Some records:
══════════════════════════════
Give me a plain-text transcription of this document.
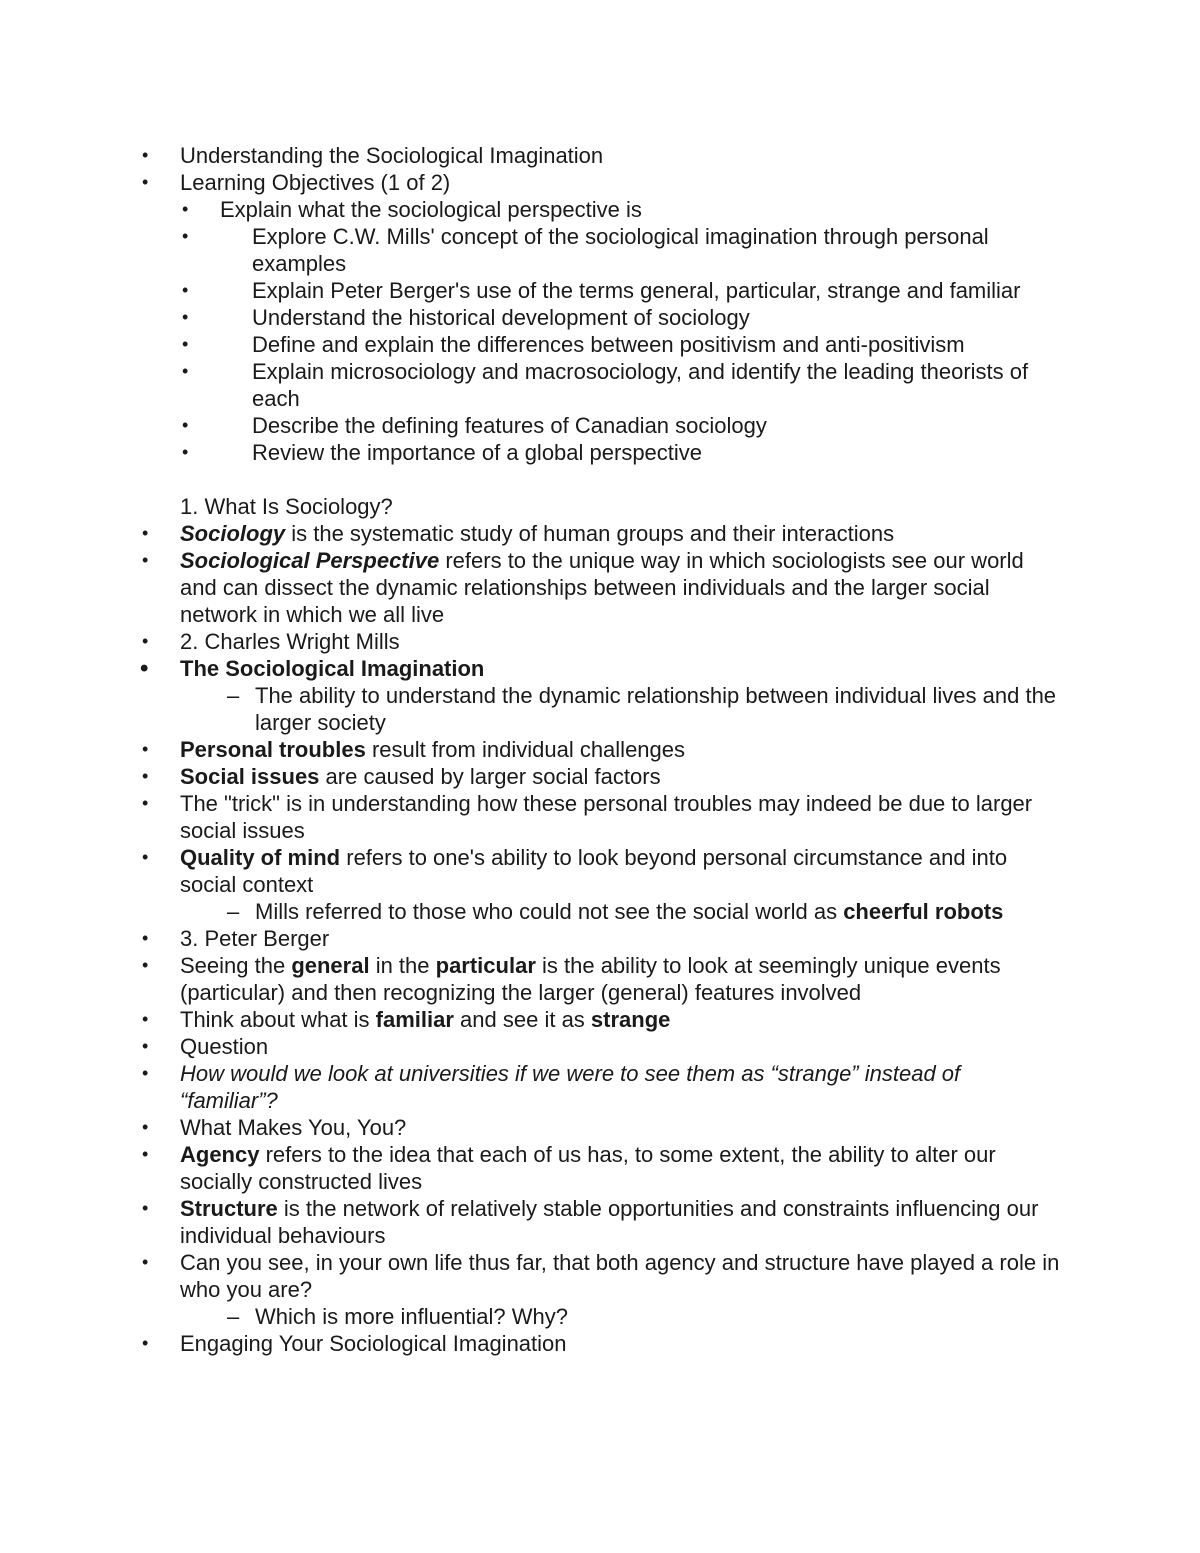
• Understanding the Sociological Imagination
• Learning Objectives (1 of 2)
• Explain what the sociological perspective is
•	Explore C.W. Mills' concept of the sociological imagination through personal examples
•	Explain Peter Berger's use of the terms general, particular, strange and familiar
•	Understand the historical development of sociology
•	Define and explain the differences between positivism and anti-positivism
•	Explain microsociology and macrosociology, and identify the leading theorists of each
•	Describe the defining features of Canadian sociology
•	Review the importance of a global perspective
1. What Is Sociology?
• Sociology is the systematic study of human groups and their interactions
• Sociological Perspective refers to the unique way in which sociologists see our world and can dissect the dynamic relationships between individuals and the larger social network in which we all live
• 2. Charles Wright Mills
• The Sociological Imagination
– The ability to understand the dynamic relationship between individual lives and the larger society
• Personal troubles result from individual challenges
• Social issues are caused by larger social factors
• The "trick" is in understanding how these personal troubles may indeed be due to larger social issues
• Quality of mind refers to one's ability to look beyond personal circumstance and into social context
– Mills referred to those who could not see the social world as cheerful robots
• 3. Peter Berger
• Seeing the general in the particular is the ability to look at seemingly unique events (particular) and then recognizing the larger (general) features involved
• Think about what is familiar and see it as strange
• Question
• How would we look at universities if we were to see them as “strange” instead of “familiar”?
• What Makes You, You?
• Agency refers to the idea that each of us has, to some extent, the ability to alter our socially constructed lives
• Structure is the network of relatively stable opportunities and constraints influencing our individual behaviours
• Can you see, in your own life thus far, that both agency and structure have played a role in who you are?
– Which is more influential? Why?
• Engaging Your Sociological Imagination
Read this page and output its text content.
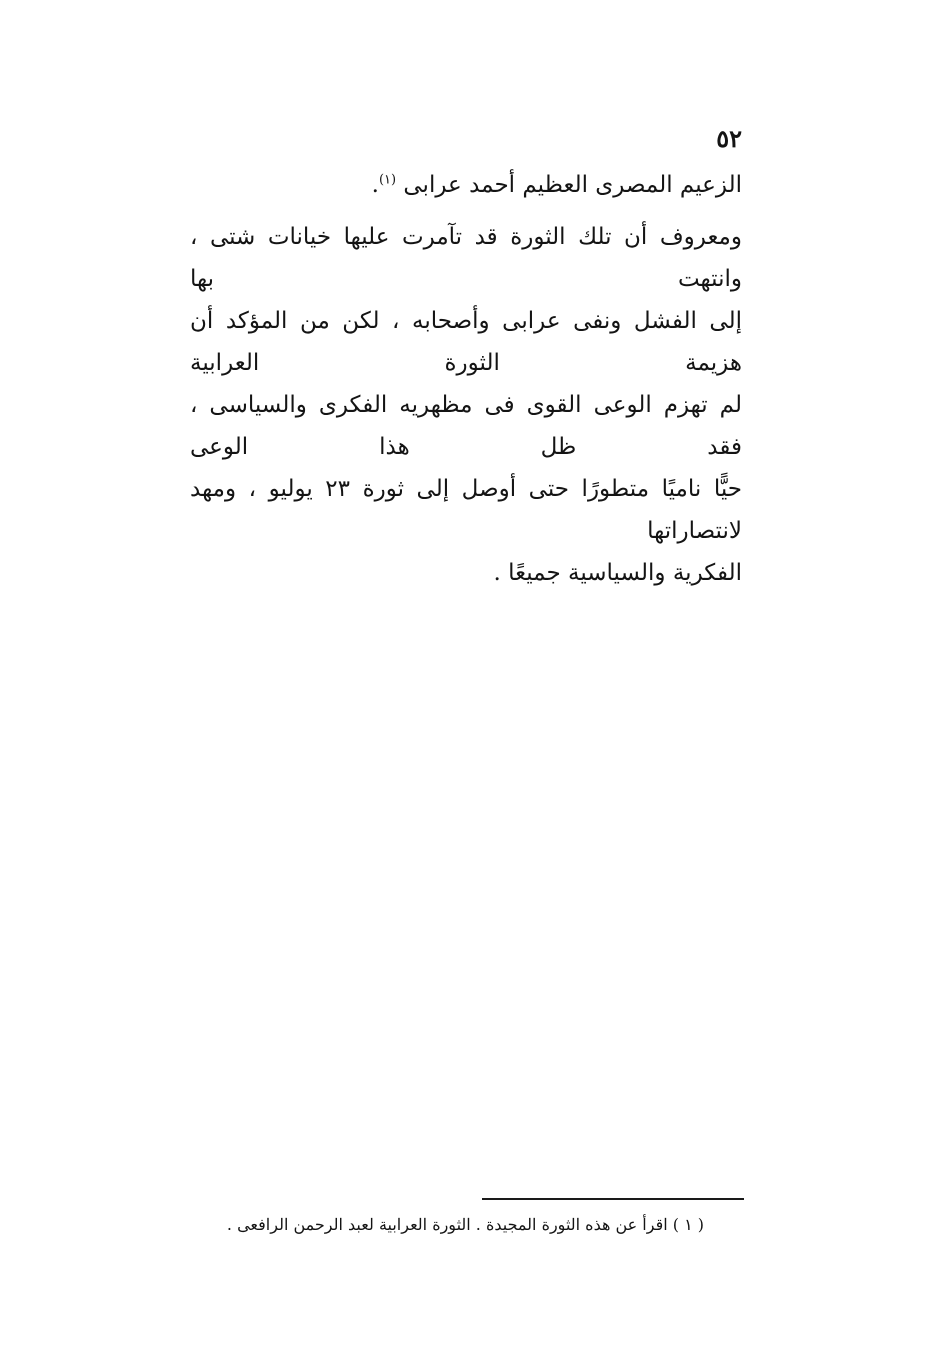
٥٢
الزعيم المصرى العظيم أحمد عرابى $^{(١)}$.
ومعروف أن تلك الثورة قد تآمرت عليها خيانات شتى ، وانتهت بها
إلى الفشل ونفى عرابى وأصحابه ، لكن من المؤكد أن هزيمة الثورة العرابية
لم تهزم الوعى القوى فى مظهريه الفكرى والسياسى ، فقد ظل هذا الوعى
حيًّا ناميًا متطورًا حتى أوصل إلى ثورة ٢٣ يوليو ، ومهد لانتصاراتها
الفكرية والسياسية جميعًا .

( ١ ) اقرأ عن هذه الثورة المجيدة . الثورة العرابية لعبد الرحمن الرافعى .
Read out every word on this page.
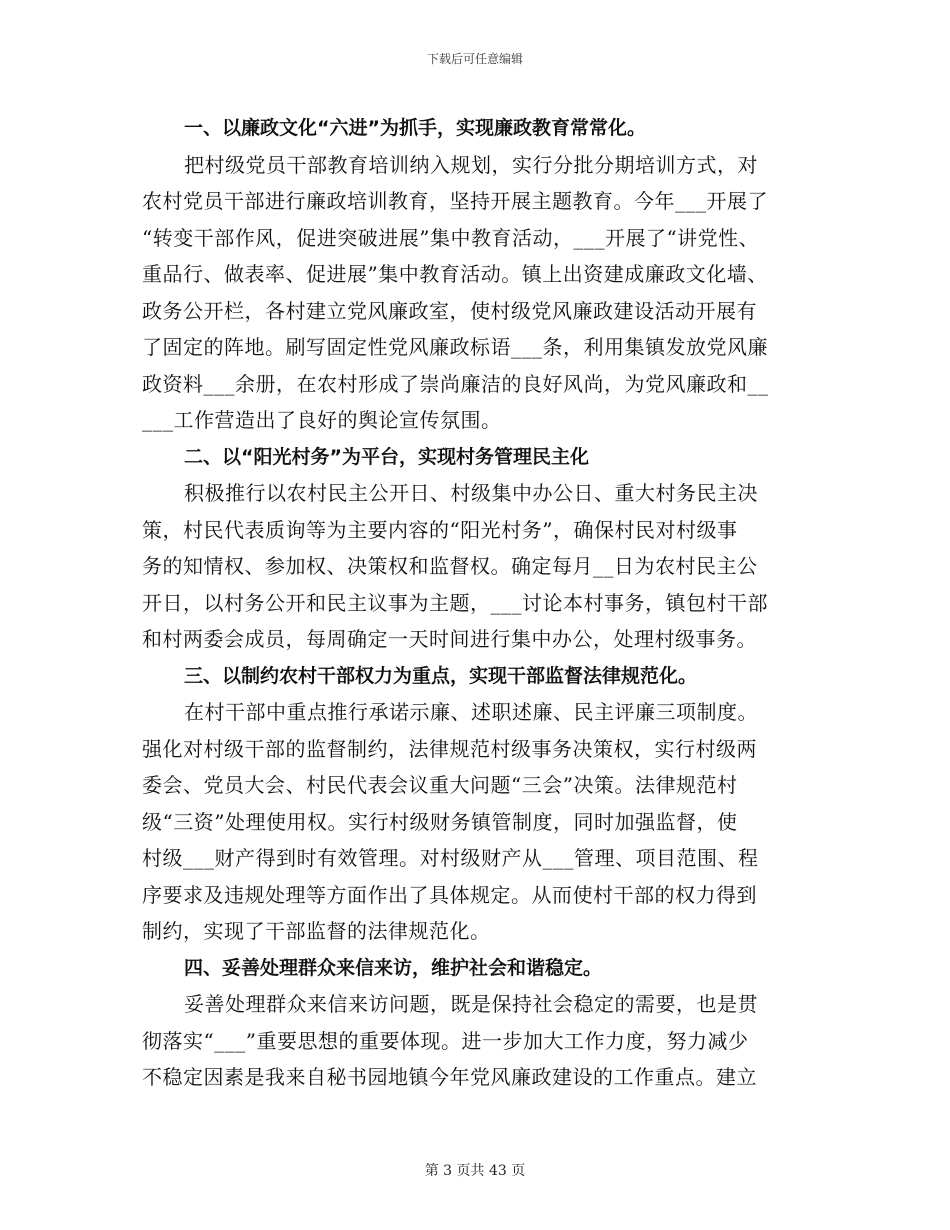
下载后可任意编辑
一、以廉政文化“六进”为抓手，实现廉政教育常常化。
把村级党员干部教育培训纳入规划，实行分批分期培训方式，对
农村党员干部进行廉政培训教育，坚持开展主题教育。今年___开展了
“转变干部作风，促进突破进展”集中教育活动，___开展了“讲党性、
重品行、做表率、促进展”集中教育活动。镇上出资建成廉政文化墙、
政务公开栏，各村建立党风廉政室，使村级党风廉政建设活动开展有
了固定的阵地。刷写固定性党风廉政标语___条，利用集镇发放党风廉
政资料___余册，在农村形成了崇尚廉洁的良好风尚，为党风廉政和__
___工作营造出了良好的舆论宣传氛围。
二、以“阳光村务”为平台，实现村务管理民主化
积极推行以农村民主公开日、村级集中办公日、重大村务民主决
策，村民代表质询等为主要内容的“阳光村务”，确保村民对村级事
务的知情权、参加权、决策权和监督权。确定每月__日为农村民主公
开日，以村务公开和民主议事为主题，___讨论本村事务，镇包村干部
和村两委会成员，每周确定一天时间进行集中办公，处理村级事务。
三、以制约农村干部权力为重点，实现干部监督法律规范化。
在村干部中重点推行承诺示廉、述职述廉、民主评廉三项制度。
强化对村级干部的监督制约，法律规范村级事务决策权，实行村级两
委会、党员大会、村民代表会议重大问题“三会”决策。法律规范村
级“三资”处理使用权。实行村级财务镇管制度，同时加强监督，使
村级___财产得到时有效管理。对村级财产从___管理、项目范围、程
序要求及违规处理等方面作出了具体规定。从而使村干部的权力得到
制约，实现了干部监督的法律规范化。
四、妥善处理群众来信来访，维护社会和谐稳定。
妥善处理群众来信来访问题，既是保持社会稳定的需要，也是贯
彻落实“___”重要思想的重要体现。进一步加大工作力度，努力减少
不稳定因素是我来自秘书园地镇今年党风廉政建设的工作重点。建立
第 3 页共 43 页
══════════════════════════════
The task:
Give the data again exactly as written, with all pictures left out.

Result for this task:
Give me a plain-text transcription of this document.
• Understanding the Sociological Imagination
• Learning Objectives (1 of 2)
• Explain what the sociological perspective is
•	Explore C.W. Mills' concept of the sociological imagination through personal examples
•	Explain Peter Berger's use of the terms general, particular, strange and familiar
•	Understand the historical development of sociology
•	Define and explain the differences between positivism and anti-positivism
•	Explain microsociology and macrosociology, and identify the leading theorists of each
•	Describe the defining features of Canadian sociology
•	Review the importance of a global perspective
1. What Is Sociology?
• Sociology is the systematic study of human groups and their interactions
• Sociological Perspective refers to the unique way in which sociologists see our world and can dissect the dynamic relationships between individuals and the larger social network in which we all live
• 2. Charles Wright Mills
• The Sociological Imagination
– The ability to understand the dynamic relationship between individual lives and the larger society
• Personal troubles result from individual challenges
• Social issues are caused by larger social factors
• The "trick" is in understanding how these personal troubles may indeed be due to larger social issues
• Quality of mind refers to one's ability to look beyond personal circumstance and into social context
– Mills referred to those who could not see the social world as cheerful robots
• 3. Peter Berger
• Seeing the general in the particular is the ability to look at seemingly unique events (particular) and then recognizing the larger (general) features involved
• Think about what is familiar and see it as strange
• Question
• How would we look at universities if we were to see them as “strange” instead of “familiar”?
• What Makes You, You?
• Agency refers to the idea that each of us has, to some extent, the ability to alter our socially constructed lives
• Structure is the network of relatively stable opportunities and constraints influencing our individual behaviours
• Can you see, in your own life thus far, that both agency and structure have played a role in who you are?
– Which is more influential? Why?
• Engaging Your Sociological Imagination
Read this page and output its text content.
٥٢
الزعيم المصرى العظيم أحمد عرابى $^{(١)}$.
ومعروف أن تلك الثورة قد تآمرت عليها خيانات شتى ، وانتهت بها
إلى الفشل ونفى عرابى وأصحابه ، لكن من المؤكد أن هزيمة الثورة العرابية
لم تهزم الوعى القوى فى مظهريه الفكرى والسياسى ، فقد ظل هذا الوعى
حيًّا ناميًا متطورًا حتى أوصل إلى ثورة ٢٣ يوليو ، ومهد لانتصاراتها
الفكرية والسياسية جميعًا .

( ١ ) اقرأ عن هذه الثورة المجيدة . الثورة العرابية لعبد الرحمن الرافعى .
Read out every word on this page.
下载后可任意编辑
一、以廉政文化“六进”为抓手，实现廉政教育常常化。
把村级党员干部教育培训纳入规划，实行分批分期培训方式，对
农村党员干部进行廉政培训教育，坚持开展主题教育。今年___开展了
“转变干部作风，促进突破进展”集中教育活动，___开展了“讲党性、
重品行、做表率、促进展”集中教育活动。镇上出资建成廉政文化墙、
政务公开栏，各村建立党风廉政室，使村级党风廉政建设活动开展有
了固定的阵地。刷写固定性党风廉政标语___条，利用集镇发放党风廉
政资料___余册，在农村形成了崇尚廉洁的良好风尚，为党风廉政和__
___工作营造出了良好的舆论宣传氛围。
二、以“阳光村务”为平台，实现村务管理民主化
积极推行以农村民主公开日、村级集中办公日、重大村务民主决
策，村民代表质询等为主要内容的“阳光村务”，确保村民对村级事
务的知情权、参加权、决策权和监督权。确定每月__日为农村民主公
开日，以村务公开和民主议事为主题，___讨论本村事务，镇包村干部
和村两委会成员，每周确定一天时间进行集中办公，处理村级事务。
三、以制约农村干部权力为重点，实现干部监督法律规范化。
在村干部中重点推行承诺示廉、述职述廉、民主评廉三项制度。
强化对村级干部的监督制约，法律规范村级事务决策权，实行村级两
委会、党员大会、村民代表会议重大问题“三会”决策。法律规范村
级“三资”处理使用权。实行村级财务镇管制度，同时加强监督，使
村级___财产得到时有效管理。对村级财产从___管理、项目范围、程
序要求及违规处理等方面作出了具体规定。从而使村干部的权力得到
制约，实现了干部监督的法律规范化。
四、妥善处理群众来信来访，维护社会和谐稳定。
妥善处理群众来信来访问题，既是保持社会稳定的需要，也是贯
彻落实“___”重要思想的重要体现。进一步加大工作力度，努力减少
不稳定因素是我来自秘书园地镇今年党风廉政建设的工作重点。建立
第 3 页共 43 页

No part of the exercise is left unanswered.